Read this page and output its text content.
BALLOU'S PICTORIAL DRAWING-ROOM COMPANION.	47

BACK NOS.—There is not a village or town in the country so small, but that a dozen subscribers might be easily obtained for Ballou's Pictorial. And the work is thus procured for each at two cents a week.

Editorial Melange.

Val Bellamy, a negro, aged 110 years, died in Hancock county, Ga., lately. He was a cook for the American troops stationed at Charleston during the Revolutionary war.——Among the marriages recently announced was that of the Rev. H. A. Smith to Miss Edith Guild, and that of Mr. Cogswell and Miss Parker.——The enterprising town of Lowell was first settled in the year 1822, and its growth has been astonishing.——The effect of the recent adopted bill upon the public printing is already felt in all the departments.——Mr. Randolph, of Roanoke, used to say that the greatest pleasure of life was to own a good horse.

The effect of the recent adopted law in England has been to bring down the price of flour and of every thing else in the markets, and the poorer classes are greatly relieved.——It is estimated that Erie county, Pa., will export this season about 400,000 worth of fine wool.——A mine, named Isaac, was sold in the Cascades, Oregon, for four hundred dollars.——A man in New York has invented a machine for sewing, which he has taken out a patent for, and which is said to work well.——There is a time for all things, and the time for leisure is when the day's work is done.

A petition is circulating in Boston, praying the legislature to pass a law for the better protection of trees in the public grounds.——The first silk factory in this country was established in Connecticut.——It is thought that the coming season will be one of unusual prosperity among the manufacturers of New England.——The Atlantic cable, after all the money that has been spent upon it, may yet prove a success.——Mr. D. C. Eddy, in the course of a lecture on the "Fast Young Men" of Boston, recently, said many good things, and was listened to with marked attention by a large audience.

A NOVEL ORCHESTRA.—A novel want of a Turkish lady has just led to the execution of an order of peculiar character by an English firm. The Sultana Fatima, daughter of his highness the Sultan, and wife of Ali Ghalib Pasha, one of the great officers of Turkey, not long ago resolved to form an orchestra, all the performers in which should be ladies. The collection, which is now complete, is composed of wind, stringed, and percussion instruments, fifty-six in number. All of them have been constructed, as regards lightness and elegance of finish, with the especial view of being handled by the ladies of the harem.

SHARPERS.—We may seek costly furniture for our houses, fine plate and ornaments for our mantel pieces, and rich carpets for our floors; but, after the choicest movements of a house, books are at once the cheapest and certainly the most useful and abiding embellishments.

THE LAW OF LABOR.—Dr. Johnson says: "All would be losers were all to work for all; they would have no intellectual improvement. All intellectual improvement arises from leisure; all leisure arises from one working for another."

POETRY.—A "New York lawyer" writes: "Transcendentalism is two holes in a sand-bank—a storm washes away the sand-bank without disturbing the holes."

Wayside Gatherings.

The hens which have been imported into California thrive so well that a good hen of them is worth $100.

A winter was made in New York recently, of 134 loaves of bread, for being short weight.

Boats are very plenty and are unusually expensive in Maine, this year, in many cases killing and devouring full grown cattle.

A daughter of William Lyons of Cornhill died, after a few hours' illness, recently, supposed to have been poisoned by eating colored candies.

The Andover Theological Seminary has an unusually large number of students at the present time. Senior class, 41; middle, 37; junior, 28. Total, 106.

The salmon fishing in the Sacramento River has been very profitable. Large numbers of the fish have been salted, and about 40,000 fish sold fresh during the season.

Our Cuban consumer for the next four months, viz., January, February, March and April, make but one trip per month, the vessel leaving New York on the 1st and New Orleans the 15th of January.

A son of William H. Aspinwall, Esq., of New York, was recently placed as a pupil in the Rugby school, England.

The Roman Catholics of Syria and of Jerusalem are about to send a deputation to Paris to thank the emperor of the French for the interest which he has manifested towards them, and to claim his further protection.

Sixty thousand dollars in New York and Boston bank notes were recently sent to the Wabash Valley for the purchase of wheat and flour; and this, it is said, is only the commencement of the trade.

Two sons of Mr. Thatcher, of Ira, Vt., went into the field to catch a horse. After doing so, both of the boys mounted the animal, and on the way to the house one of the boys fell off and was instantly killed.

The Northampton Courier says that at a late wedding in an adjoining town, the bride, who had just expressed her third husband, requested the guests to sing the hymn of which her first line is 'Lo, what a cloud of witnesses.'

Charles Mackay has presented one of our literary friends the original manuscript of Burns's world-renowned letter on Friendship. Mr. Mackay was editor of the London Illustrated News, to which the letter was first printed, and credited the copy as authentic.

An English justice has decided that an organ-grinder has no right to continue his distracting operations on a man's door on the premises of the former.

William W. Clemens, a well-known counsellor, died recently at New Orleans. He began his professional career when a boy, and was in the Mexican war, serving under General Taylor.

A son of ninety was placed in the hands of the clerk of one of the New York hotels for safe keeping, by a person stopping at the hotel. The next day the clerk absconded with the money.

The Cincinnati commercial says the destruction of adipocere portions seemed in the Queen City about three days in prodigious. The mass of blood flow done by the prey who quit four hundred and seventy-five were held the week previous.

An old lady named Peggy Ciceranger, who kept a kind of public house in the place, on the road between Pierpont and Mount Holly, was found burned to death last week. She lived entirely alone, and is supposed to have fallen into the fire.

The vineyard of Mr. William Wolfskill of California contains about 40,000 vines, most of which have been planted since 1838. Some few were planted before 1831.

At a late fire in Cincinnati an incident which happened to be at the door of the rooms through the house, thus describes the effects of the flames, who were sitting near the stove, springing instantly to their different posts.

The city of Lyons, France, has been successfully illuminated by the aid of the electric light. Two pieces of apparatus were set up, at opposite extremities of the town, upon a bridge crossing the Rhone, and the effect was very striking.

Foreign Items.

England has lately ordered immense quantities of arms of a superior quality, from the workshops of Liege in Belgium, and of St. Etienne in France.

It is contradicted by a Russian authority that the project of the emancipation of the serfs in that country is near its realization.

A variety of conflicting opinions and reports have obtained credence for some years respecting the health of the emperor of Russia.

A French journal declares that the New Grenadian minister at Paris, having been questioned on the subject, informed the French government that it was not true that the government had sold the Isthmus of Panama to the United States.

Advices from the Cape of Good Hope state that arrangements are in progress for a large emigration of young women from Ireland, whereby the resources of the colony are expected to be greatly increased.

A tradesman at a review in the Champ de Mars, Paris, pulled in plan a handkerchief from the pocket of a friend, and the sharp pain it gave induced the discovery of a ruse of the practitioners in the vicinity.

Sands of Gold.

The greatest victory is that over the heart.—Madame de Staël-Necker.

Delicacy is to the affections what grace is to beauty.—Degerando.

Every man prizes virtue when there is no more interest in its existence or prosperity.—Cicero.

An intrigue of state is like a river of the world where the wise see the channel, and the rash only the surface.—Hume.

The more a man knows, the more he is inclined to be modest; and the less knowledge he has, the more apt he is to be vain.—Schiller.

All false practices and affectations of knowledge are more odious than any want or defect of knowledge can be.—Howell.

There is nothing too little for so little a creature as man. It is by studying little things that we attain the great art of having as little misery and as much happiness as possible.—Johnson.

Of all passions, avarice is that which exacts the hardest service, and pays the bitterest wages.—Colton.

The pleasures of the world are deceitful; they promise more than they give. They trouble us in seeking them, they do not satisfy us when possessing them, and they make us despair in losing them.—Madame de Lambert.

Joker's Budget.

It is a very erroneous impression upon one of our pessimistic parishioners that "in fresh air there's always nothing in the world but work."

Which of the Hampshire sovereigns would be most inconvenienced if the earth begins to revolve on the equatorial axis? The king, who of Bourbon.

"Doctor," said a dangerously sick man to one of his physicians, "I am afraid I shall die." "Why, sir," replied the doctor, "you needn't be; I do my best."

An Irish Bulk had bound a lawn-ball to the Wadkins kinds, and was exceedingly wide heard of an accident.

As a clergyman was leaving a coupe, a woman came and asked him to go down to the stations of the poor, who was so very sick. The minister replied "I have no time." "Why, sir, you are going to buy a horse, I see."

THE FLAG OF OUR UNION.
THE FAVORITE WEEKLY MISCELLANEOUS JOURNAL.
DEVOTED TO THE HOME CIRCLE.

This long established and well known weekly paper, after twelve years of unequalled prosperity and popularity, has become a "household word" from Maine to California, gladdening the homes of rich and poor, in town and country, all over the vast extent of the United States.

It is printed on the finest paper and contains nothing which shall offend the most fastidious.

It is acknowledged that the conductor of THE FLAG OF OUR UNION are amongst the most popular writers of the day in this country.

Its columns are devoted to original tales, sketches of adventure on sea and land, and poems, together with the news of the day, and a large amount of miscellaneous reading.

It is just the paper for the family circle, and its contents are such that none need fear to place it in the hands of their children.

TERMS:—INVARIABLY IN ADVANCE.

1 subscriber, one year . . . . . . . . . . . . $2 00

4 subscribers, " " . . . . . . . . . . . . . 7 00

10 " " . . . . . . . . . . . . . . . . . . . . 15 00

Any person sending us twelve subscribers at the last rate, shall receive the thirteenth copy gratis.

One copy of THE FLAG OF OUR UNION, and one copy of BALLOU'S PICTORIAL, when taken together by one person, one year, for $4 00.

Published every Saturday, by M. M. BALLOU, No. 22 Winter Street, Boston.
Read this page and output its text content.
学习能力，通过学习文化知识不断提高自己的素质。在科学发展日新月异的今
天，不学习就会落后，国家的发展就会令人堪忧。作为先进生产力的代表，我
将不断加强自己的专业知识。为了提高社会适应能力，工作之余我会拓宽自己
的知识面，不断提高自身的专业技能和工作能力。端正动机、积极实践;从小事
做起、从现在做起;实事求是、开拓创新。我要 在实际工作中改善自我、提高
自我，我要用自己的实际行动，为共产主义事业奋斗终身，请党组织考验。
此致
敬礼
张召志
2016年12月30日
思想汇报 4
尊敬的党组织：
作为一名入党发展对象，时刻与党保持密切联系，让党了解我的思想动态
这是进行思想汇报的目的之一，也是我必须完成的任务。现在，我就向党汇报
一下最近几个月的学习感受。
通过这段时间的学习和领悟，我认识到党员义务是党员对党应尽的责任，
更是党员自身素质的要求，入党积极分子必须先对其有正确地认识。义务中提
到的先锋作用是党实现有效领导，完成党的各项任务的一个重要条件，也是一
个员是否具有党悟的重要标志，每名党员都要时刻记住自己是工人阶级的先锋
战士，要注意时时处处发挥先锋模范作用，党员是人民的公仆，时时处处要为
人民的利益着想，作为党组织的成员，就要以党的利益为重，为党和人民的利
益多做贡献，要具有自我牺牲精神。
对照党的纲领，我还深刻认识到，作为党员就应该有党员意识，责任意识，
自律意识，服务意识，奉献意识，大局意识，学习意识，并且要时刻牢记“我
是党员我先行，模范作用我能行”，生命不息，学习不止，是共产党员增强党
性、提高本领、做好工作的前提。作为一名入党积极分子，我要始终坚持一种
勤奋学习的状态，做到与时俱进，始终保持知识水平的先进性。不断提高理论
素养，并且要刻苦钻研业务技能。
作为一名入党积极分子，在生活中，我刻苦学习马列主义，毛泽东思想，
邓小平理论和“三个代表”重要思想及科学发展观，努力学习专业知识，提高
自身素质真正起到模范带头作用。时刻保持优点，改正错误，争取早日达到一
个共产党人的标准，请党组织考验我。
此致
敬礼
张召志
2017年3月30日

------------------------------

All lines holding the word "only" should be picked out and copied.

Sixty thousand dollars in New York and Boston bank notes were recently sent to the Wabash Valley for the purchase of wheat and flour; and this, it is said, is only the commencement of the trade.
An intrigue of state is like a river of the world where the wise see the channel, and the rash only the surface.—Hume.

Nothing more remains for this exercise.